Among the entries below, find the lines with "Export" and copy them.

------ DATASET ROWS

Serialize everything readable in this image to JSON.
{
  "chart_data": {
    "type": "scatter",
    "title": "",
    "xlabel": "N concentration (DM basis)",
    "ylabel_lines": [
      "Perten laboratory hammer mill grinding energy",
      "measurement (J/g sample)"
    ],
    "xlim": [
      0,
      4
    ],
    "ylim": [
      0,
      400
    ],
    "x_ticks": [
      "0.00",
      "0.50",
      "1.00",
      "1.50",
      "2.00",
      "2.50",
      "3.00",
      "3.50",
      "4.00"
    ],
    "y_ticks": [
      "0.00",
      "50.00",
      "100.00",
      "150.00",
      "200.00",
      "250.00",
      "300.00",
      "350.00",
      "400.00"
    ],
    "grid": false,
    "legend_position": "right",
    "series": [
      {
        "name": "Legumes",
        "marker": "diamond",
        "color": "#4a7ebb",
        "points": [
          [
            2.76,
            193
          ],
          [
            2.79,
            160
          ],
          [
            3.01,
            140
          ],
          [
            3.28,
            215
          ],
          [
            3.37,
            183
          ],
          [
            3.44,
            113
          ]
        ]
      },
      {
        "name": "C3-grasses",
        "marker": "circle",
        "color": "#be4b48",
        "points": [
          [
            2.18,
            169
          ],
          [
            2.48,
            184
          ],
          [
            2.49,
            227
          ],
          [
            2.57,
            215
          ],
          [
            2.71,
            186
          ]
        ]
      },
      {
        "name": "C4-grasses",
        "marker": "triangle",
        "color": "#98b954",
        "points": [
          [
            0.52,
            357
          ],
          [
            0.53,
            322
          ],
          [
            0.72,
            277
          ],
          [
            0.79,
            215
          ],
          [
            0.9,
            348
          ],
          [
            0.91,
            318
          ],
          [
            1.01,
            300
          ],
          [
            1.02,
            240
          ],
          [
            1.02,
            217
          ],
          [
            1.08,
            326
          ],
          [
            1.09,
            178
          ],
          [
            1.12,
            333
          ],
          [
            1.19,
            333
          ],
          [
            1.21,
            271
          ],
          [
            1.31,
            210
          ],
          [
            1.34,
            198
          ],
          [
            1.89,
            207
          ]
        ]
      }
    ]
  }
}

------------
------ DATASET ROWS

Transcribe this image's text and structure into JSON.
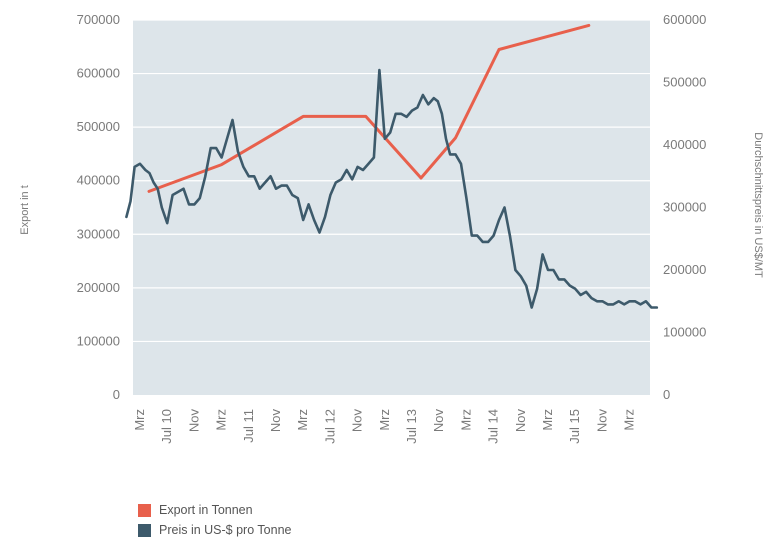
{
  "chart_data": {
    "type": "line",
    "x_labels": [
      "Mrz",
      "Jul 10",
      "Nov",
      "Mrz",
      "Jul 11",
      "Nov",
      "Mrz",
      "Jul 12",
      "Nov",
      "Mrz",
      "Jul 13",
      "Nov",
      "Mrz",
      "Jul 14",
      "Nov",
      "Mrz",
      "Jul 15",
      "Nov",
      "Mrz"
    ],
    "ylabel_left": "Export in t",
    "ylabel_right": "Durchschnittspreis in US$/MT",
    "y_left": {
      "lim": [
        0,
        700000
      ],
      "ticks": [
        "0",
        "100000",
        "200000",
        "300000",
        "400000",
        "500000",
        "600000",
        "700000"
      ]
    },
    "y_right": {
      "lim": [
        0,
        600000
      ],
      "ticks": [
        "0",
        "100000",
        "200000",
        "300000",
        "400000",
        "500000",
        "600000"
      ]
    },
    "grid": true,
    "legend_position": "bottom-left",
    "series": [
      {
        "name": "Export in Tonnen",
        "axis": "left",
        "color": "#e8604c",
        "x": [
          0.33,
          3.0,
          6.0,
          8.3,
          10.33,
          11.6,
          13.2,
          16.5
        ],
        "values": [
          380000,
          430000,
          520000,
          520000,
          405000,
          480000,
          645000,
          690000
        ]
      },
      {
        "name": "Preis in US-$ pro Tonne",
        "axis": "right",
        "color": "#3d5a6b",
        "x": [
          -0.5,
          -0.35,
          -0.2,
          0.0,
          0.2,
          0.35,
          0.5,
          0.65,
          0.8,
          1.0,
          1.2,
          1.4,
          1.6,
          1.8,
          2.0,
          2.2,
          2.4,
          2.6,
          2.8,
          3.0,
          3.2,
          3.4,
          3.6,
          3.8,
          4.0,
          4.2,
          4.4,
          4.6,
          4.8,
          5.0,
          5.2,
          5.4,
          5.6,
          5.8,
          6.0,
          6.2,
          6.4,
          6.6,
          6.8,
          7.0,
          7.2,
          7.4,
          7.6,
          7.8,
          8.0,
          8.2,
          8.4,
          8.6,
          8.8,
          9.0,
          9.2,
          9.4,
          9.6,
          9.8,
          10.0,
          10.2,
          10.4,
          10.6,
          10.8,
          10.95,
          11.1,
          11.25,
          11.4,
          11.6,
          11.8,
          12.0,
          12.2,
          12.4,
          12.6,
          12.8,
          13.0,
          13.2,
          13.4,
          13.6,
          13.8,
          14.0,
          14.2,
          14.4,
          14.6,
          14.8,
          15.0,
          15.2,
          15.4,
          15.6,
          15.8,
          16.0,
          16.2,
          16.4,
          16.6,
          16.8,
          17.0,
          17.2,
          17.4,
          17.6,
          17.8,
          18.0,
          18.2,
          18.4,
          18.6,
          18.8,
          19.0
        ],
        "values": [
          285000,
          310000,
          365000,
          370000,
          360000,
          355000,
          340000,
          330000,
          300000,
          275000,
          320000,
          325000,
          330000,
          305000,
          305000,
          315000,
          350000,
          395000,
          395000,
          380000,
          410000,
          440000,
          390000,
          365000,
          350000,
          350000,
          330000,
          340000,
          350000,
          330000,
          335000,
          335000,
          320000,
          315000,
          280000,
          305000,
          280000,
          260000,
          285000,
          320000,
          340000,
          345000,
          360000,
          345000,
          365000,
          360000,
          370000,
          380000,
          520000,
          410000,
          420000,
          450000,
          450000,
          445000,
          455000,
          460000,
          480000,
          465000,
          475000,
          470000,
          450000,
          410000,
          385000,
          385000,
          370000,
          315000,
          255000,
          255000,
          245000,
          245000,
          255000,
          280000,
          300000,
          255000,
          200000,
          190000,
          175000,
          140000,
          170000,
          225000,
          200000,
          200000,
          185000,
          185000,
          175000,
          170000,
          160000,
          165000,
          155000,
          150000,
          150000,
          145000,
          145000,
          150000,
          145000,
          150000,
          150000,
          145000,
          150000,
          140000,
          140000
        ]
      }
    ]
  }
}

------------

SOLUTION FOR THIS TASK:
    "ylabel_left": "Export in t",
        "name": "Export in Tonnen",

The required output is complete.